→ Supplied records:
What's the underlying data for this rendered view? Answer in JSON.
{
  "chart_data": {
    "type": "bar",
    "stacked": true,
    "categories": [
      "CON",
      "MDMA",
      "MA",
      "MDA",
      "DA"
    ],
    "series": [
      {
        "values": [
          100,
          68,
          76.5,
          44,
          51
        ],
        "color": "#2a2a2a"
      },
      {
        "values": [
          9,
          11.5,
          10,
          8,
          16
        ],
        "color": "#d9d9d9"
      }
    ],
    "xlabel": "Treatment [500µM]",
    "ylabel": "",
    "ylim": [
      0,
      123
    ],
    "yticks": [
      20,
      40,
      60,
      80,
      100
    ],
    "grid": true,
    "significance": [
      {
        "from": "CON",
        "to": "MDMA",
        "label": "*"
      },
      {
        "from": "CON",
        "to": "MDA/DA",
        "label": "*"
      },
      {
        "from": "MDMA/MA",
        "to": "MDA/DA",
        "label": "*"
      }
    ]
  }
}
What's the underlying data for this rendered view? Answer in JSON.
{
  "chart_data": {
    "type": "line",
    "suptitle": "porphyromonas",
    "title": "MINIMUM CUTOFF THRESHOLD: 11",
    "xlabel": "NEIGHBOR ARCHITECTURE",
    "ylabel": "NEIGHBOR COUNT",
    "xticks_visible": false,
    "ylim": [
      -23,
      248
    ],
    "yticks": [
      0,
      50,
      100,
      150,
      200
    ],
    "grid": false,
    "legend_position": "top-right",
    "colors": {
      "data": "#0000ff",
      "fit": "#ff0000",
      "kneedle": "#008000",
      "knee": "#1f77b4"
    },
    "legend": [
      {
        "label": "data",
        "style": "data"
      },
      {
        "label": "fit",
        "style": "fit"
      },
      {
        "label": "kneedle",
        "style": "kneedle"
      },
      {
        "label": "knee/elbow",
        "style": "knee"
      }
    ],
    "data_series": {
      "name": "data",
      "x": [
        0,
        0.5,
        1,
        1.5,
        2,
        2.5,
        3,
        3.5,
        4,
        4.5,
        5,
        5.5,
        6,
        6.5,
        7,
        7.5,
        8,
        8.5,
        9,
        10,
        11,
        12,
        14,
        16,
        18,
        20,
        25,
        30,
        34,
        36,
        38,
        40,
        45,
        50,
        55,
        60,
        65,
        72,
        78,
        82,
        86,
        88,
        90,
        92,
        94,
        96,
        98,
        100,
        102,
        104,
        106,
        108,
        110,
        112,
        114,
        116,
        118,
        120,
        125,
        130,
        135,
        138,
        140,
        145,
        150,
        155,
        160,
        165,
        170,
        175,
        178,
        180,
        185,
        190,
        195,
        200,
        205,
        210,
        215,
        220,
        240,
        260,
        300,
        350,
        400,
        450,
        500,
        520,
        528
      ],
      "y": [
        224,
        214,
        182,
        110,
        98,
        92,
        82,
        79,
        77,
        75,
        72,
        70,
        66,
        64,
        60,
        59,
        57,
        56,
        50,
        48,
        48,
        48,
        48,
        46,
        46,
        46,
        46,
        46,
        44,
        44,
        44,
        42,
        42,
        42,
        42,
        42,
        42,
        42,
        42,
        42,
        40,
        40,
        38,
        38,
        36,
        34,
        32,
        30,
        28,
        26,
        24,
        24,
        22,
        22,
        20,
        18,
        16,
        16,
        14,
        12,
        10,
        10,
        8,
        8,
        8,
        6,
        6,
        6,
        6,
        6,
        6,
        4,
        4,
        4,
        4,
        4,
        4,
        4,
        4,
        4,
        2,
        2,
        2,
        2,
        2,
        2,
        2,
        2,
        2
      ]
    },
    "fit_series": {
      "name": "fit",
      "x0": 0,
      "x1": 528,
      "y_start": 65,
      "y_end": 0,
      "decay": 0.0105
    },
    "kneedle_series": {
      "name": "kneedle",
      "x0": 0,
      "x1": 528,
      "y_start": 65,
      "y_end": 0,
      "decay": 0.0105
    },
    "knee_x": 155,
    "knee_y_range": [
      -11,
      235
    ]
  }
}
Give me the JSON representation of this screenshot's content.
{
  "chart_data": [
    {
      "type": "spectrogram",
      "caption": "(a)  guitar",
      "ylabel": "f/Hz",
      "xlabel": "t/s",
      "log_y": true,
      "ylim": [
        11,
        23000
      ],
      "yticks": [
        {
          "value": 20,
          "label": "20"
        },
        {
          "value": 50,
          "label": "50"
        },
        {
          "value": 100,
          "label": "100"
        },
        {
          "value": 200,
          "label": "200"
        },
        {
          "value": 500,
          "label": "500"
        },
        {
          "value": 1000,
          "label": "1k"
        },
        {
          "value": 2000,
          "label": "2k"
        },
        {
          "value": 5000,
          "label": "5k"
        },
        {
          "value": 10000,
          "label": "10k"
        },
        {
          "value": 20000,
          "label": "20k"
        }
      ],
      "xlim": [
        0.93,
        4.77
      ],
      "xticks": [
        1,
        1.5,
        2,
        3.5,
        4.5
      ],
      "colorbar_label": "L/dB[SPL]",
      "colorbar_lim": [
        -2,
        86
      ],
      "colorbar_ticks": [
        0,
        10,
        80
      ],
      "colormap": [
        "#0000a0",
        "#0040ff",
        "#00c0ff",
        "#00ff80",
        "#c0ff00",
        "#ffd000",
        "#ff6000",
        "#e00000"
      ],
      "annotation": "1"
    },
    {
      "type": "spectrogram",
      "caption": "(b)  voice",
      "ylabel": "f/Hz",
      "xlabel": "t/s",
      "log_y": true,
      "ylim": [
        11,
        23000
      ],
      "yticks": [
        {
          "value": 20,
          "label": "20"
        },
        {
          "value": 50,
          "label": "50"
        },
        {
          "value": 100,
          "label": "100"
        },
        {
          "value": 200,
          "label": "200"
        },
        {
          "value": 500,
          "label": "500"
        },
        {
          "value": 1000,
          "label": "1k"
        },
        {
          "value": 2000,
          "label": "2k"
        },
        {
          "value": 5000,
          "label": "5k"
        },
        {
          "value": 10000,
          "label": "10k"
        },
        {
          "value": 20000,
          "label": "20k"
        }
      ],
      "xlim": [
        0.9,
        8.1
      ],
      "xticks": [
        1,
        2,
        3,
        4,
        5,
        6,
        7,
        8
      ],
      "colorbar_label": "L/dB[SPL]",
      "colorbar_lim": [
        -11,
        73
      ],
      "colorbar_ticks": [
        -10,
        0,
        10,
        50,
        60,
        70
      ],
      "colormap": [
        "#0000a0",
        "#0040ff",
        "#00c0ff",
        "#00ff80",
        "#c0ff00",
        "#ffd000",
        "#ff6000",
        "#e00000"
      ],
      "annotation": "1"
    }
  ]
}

→ Requirements: Using the exact wording, write out all of the records.

→ Answer in full:
What's the underlying data for this rendered view? Answer in JSON.
{
  "chart_data": {
    "type": "bar",
    "stacked": true,
    "categories": [
      "CON",
      "MDMA",
      "MA",
      "MDA",
      "DA"
    ],
    "series": [
      {
        "values": [
          100,
          68,
          76.5,
          44,
          51
        ],
        "color": "#2a2a2a"
      },
      {
        "values": [
          9,
          11.5,
          10,
          8,
          16
        ],
        "color": "#d9d9d9"
      }
    ],
    "xlabel": "Treatment [500µM]",
    "ylabel": "",
    "ylim": [
      0,
      123
    ],
    "yticks": [
      20,
      40,
      60,
      80,
      100
    ],
    "grid": true,
    "significance": [
      {
        "from": "CON",
        "to": "MDMA",
        "label": "*"
      },
      {
        "from": "CON",
        "to": "MDA/DA",
        "label": "*"
      },
      {
        "from": "MDMA/MA",
        "to": "MDA/DA",
        "label": "*"
      }
    ]
  }
}
What's the underlying data for this rendered view? Answer in JSON.
{
  "chart_data": {
    "type": "line",
    "suptitle": "porphyromonas",
    "title": "MINIMUM CUTOFF THRESHOLD: 11",
    "xlabel": "NEIGHBOR ARCHITECTURE",
    "ylabel": "NEIGHBOR COUNT",
    "xticks_visible": false,
    "ylim": [
      -23,
      248
    ],
    "yticks": [
      0,
      50,
      100,
      150,
      200
    ],
    "grid": false,
    "legend_position": "top-right",
    "colors": {
      "data": "#0000ff",
      "fit": "#ff0000",
      "kneedle": "#008000",
      "knee": "#1f77b4"
    },
    "legend": [
      {
        "label": "data",
        "style": "data"
      },
      {
        "label": "fit",
        "style": "fit"
      },
      {
        "label": "kneedle",
        "style": "kneedle"
      },
      {
        "label": "knee/elbow",
        "style": "knee"
      }
    ],
    "data_series": {
      "name": "data",
      "x": [
        0,
        0.5,
        1,
        1.5,
        2,
        2.5,
        3,
        3.5,
        4,
        4.5,
        5,
        5.5,
        6,
        6.5,
        7,
        7.5,
        8,
        8.5,
        9,
        10,
        11,
        12,
        14,
        16,
        18,
        20,
        25,
        30,
        34,
        36,
        38,
        40,
        45,
        50,
        55,
        60,
        65,
        72,
        78,
        82,
        86,
        88,
        90,
        92,
        94,
        96,
        98,
        100,
        102,
        104,
        106,
        108,
        110,
        112,
        114,
        116,
        118,
        120,
        125,
        130,
        135,
        138,
        140,
        145,
        150,
        155,
        160,
        165,
        170,
        175,
        178,
        180,
        185,
        190,
        195,
        200,
        205,
        210,
        215,
        220,
        240,
        260,
        300,
        350,
        400,
        450,
        500,
        520,
        528
      ],
      "y": [
        224,
        214,
        182,
        110,
        98,
        92,
        82,
        79,
        77,
        75,
        72,
        70,
        66,
        64,
        60,
        59,
        57,
        56,
        50,
        48,
        48,
        48,
        48,
        46,
        46,
        46,
        46,
        46,
        44,
        44,
        44,
        42,
        42,
        42,
        42,
        42,
        42,
        42,
        42,
        42,
        40,
        40,
        38,
        38,
        36,
        34,
        32,
        30,
        28,
        26,
        24,
        24,
        22,
        22,
        20,
        18,
        16,
        16,
        14,
        12,
        10,
        10,
        8,
        8,
        8,
        6,
        6,
        6,
        6,
        6,
        6,
        4,
        4,
        4,
        4,
        4,
        4,
        4,
        4,
        4,
        2,
        2,
        2,
        2,
        2,
        2,
        2,
        2,
        2
      ]
    },
    "fit_series": {
      "name": "fit",
      "x0": 0,
      "x1": 528,
      "y_start": 65,
      "y_end": 0,
      "decay": 0.0105
    },
    "kneedle_series": {
      "name": "kneedle",
      "x0": 0,
      "x1": 528,
      "y_start": 65,
      "y_end": 0,
      "decay": 0.0105
    },
    "knee_x": 155,
    "knee_y_range": [
      -11,
      235
    ]
  }
}
Give me the JSON representation of this screenshot's content.
{
  "chart_data": [
    {
      "type": "spectrogram",
      "caption": "(a)  guitar",
      "ylabel": "f/Hz",
      "xlabel": "t/s",
      "log_y": true,
      "ylim": [
        11,
        23000
      ],
      "yticks": [
        {
          "value": 20,
          "label": "20"
        },
        {
          "value": 50,
          "label": "50"
        },
        {
          "value": 100,
          "label": "100"
        },
        {
          "value": 200,
          "label": "200"
        },
        {
          "value": 500,
          "label": "500"
        },
        {
          "value": 1000,
          "label": "1k"
        },
        {
          "value": 2000,
          "label": "2k"
        },
        {
          "value": 5000,
          "label": "5k"
        },
        {
          "value": 10000,
          "label": "10k"
        },
        {
          "value": 20000,
          "label": "20k"
        }
      ],
      "xlim": [
        0.93,
        4.77
      ],
      "xticks": [
        1,
        1.5,
        2,
        3.5,
        4.5
      ],
      "colorbar_label": "L/dB[SPL]",
      "colorbar_lim": [
        -2,
        86
      ],
      "colorbar_ticks": [
        0,
        10,
        80
      ],
      "colormap": [
        "#0000a0",
        "#0040ff",
        "#00c0ff",
        "#00ff80",
        "#c0ff00",
        "#ffd000",
        "#ff6000",
        "#e00000"
      ],
      "annotation": "1"
    },
    {
      "type": "spectrogram",
      "caption": "(b)  voice",
      "ylabel": "f/Hz",
      "xlabel": "t/s",
      "log_y": true,
      "ylim": [
        11,
        23000
      ],
      "yticks": [
        {
          "value": 20,
          "label": "20"
        },
        {
          "value": 50,
          "label": "50"
        },
        {
          "value": 100,
          "label": "100"
        },
        {
          "value": 200,
          "label": "200"
        },
        {
          "value": 500,
          "label": "500"
        },
        {
          "value": 1000,
          "label": "1k"
        },
        {
          "value": 2000,
          "label": "2k"
        },
        {
          "value": 5000,
          "label": "5k"
        },
        {
          "value": 10000,
          "label": "10k"
        },
        {
          "value": 20000,
          "label": "20k"
        }
      ],
      "xlim": [
        0.9,
        8.1
      ],
      "xticks": [
        1,
        2,
        3,
        4,
        5,
        6,
        7,
        8
      ],
      "colorbar_label": "L/dB[SPL]",
      "colorbar_lim": [
        -11,
        73
      ],
      "colorbar_ticks": [
        -10,
        0,
        10,
        50,
        60,
        70
      ],
      "colormap": [
        "#0000a0",
        "#0040ff",
        "#00c0ff",
        "#00ff80",
        "#c0ff00",
        "#ffd000",
        "#ff6000",
        "#e00000"
      ],
      "annotation": "1"
    }
  ]
}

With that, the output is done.